**Given task**
Repeat the material exactly, every line of it.

· · · · · · ·

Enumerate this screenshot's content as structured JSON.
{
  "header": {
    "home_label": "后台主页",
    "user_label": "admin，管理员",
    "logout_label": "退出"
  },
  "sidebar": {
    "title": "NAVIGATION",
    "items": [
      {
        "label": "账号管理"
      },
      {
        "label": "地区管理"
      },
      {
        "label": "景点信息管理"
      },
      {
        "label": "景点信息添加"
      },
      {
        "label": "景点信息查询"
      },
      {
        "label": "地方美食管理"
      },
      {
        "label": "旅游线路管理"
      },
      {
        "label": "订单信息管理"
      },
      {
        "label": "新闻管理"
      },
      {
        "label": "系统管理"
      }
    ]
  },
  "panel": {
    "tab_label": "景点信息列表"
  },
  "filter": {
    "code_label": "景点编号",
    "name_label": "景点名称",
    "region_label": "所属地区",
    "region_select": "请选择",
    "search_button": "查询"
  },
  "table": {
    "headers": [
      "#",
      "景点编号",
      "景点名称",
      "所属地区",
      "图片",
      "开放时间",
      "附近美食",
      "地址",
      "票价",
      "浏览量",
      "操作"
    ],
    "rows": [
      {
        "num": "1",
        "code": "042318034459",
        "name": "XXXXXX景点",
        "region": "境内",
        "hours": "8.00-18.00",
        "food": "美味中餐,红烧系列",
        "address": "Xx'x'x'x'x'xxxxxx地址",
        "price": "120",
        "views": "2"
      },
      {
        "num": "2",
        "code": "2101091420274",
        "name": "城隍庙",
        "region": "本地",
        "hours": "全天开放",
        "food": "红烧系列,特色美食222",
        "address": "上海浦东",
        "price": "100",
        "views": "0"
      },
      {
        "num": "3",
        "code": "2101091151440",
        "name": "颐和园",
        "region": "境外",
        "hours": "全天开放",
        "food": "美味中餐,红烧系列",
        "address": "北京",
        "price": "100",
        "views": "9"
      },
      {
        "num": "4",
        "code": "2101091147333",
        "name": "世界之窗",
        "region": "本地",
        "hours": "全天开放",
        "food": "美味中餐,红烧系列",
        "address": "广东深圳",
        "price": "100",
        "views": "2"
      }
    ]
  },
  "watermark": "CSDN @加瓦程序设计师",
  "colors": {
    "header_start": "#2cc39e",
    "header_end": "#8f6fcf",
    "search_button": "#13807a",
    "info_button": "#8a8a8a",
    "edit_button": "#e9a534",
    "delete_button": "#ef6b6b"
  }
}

· · · · · · ·

**Exercise response**
Enumerate this screenshot's content as structured JSON.
{
  "header": {
    "home_label": "后台主页",
    "user_label": "admin，管理员",
    "logout_label": "退出"
  },
  "sidebar": {
    "title": "NAVIGATION",
    "items": [
      {
        "label": "账号管理"
      },
      {
        "label": "地区管理"
      },
      {
        "label": "景点信息管理"
      },
      {
        "label": "景点信息添加"
      },
      {
        "label": "景点信息查询"
      },
      {
        "label": "地方美食管理"
      },
      {
        "label": "旅游线路管理"
      },
      {
        "label": "订单信息管理"
      },
      {
        "label": "新闻管理"
      },
      {
        "label": "系统管理"
      }
    ]
  },
  "panel": {
    "tab_label": "景点信息列表"
  },
  "filter": {
    "code_label": "景点编号",
    "name_label": "景点名称",
    "region_label": "所属地区",
    "region_select": "请选择",
    "search_button": "查询"
  },
  "table": {
    "headers": [
      "#",
      "景点编号",
      "景点名称",
      "所属地区",
      "图片",
      "开放时间",
      "附近美食",
      "地址",
      "票价",
      "浏览量",
      "操作"
    ],
    "rows": [
      {
        "num": "1",
        "code": "042318034459",
        "name": "XXXXXX景点",
        "region": "境内",
        "hours": "8.00-18.00",
        "food": "美味中餐,红烧系列",
        "address": "Xx'x'x'x'x'xxxxxx地址",
        "price": "120",
        "views": "2"
      },
      {
        "num": "2",
        "code": "2101091420274",
        "name": "城隍庙",
        "region": "本地",
        "hours": "全天开放",
        "food": "红烧系列,特色美食222",
        "address": "上海浦东",
        "price": "100",
        "views": "0"
      },
      {
        "num": "3",
        "code": "2101091151440",
        "name": "颐和园",
        "region": "境外",
        "hours": "全天开放",
        "food": "美味中餐,红烧系列",
        "address": "北京",
        "price": "100",
        "views": "9"
      },
      {
        "num": "4",
        "code": "2101091147333",
        "name": "世界之窗",
        "region": "本地",
        "hours": "全天开放",
        "food": "美味中餐,红烧系列",
        "address": "广东深圳",
        "price": "100",
        "views": "2"
      }
    ]
  },
  "watermark": "CSDN @加瓦程序设计师",
  "colors": {
    "header_start": "#2cc39e",
    "header_end": "#8f6fcf",
    "search_button": "#13807a",
    "info_button": "#8a8a8a",
    "edit_button": "#e9a534",
    "delete_button": "#ef6b6b"
  }
}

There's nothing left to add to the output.